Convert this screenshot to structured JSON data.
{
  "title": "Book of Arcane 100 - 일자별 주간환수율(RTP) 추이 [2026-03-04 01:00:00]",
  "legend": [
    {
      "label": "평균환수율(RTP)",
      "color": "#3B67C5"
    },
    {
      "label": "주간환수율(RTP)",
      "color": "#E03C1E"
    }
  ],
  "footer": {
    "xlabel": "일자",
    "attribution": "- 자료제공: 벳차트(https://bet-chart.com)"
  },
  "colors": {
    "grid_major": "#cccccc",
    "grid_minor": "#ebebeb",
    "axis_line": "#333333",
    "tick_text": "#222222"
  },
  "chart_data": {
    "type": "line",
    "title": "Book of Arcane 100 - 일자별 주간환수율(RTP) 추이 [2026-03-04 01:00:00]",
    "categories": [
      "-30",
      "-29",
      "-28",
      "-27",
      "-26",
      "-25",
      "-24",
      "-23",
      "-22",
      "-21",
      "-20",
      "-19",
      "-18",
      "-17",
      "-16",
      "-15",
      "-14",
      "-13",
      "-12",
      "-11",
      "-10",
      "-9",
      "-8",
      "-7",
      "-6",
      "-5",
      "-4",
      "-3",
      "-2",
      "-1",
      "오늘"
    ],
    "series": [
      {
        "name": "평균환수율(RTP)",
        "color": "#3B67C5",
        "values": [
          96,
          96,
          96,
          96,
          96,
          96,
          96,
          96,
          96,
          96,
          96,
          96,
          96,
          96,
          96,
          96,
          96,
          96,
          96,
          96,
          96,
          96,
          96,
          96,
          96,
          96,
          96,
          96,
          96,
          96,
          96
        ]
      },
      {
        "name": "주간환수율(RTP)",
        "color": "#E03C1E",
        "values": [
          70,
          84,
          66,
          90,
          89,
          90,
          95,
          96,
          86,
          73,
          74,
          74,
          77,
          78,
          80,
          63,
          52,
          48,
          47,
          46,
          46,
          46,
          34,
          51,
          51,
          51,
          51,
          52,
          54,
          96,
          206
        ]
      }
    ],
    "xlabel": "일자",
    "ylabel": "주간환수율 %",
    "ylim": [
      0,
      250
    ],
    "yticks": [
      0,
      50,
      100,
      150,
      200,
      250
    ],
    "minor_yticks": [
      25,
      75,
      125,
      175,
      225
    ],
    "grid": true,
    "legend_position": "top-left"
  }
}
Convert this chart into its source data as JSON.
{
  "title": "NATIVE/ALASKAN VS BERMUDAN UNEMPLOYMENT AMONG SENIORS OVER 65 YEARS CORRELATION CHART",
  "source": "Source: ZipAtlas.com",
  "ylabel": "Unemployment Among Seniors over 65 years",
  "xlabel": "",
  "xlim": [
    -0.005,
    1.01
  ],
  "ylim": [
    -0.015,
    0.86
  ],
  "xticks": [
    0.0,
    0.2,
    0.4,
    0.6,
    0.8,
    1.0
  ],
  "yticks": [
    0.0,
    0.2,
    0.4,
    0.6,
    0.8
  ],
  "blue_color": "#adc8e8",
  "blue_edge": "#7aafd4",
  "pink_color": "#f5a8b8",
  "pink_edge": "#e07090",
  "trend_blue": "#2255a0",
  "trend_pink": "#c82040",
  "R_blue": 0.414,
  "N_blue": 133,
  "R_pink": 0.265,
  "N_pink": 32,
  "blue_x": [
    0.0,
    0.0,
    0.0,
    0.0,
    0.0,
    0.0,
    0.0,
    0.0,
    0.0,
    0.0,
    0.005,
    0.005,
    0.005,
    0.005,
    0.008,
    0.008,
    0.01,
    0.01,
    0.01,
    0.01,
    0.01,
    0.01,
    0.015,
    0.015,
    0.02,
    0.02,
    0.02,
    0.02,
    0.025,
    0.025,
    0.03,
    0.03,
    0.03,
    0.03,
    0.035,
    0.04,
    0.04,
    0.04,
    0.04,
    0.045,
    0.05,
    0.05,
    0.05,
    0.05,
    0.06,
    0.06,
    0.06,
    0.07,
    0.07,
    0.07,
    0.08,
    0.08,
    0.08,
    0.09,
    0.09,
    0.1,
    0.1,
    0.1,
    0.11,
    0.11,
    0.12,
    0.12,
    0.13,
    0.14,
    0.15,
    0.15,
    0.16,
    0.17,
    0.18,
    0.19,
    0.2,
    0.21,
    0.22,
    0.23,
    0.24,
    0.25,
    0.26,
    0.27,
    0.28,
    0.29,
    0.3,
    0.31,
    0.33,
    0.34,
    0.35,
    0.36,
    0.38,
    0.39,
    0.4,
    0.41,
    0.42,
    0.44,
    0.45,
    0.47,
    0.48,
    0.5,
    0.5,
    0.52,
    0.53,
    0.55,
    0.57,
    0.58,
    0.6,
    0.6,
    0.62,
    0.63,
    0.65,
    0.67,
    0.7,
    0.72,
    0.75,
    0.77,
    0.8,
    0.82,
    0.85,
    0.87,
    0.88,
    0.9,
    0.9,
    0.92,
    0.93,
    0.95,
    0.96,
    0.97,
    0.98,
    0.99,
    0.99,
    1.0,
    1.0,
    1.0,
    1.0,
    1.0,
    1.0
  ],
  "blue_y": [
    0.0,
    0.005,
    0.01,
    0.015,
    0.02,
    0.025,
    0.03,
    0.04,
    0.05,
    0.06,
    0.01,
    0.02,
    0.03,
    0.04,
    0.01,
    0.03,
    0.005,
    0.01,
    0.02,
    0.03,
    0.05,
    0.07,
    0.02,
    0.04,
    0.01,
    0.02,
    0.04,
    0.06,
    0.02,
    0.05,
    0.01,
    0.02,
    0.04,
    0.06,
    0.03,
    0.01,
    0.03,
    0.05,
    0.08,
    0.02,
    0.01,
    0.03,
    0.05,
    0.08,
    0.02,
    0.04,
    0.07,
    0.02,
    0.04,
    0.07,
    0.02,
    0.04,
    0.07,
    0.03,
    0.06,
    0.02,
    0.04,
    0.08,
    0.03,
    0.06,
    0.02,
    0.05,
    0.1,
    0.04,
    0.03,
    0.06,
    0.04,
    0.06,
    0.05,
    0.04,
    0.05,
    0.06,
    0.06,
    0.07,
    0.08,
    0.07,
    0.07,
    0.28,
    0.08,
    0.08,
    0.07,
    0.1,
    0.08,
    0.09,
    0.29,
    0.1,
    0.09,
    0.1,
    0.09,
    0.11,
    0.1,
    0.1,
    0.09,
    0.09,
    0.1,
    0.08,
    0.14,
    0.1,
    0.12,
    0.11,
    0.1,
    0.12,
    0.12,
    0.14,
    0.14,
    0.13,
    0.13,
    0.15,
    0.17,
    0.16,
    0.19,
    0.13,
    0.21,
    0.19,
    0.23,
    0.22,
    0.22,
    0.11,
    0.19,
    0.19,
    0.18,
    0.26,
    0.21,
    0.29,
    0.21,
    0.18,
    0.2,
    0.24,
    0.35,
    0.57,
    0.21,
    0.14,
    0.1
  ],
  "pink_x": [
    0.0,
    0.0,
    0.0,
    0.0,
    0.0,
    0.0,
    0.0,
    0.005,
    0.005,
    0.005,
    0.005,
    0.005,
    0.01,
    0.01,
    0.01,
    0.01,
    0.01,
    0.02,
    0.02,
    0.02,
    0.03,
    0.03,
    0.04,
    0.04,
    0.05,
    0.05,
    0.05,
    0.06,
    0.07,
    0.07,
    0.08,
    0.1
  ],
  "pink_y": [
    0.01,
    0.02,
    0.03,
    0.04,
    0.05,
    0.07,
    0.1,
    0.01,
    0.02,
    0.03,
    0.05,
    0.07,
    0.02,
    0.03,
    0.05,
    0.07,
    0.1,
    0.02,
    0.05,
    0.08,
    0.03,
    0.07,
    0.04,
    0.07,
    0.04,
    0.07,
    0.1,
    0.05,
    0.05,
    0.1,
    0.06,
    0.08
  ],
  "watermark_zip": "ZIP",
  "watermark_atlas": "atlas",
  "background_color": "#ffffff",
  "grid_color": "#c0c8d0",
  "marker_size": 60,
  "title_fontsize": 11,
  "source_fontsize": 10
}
== == ==
### What to do
How many lines in the records hold the string "this"? Reply with the number alone.

### Answer to the exercise
2